= Objective =
Say how many lines include "this", with no words around the number.

= Records shown =

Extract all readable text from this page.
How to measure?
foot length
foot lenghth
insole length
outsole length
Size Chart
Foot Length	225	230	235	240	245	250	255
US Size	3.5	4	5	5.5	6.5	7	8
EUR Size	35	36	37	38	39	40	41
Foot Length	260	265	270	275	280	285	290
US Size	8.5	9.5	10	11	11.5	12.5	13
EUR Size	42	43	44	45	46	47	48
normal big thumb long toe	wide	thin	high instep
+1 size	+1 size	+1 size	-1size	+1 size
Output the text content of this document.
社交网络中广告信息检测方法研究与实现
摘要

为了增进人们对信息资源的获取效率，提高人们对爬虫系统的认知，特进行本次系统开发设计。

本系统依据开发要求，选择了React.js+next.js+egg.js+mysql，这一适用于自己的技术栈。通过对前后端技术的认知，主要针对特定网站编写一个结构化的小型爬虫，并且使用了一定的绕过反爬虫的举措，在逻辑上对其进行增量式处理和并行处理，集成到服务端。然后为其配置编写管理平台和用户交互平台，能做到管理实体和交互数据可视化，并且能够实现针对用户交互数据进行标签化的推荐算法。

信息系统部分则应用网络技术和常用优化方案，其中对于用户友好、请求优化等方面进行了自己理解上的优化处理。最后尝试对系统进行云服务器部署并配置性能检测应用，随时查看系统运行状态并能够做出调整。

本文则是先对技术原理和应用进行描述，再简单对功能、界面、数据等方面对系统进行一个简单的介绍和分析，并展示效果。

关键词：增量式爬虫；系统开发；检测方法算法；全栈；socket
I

= Answer =
2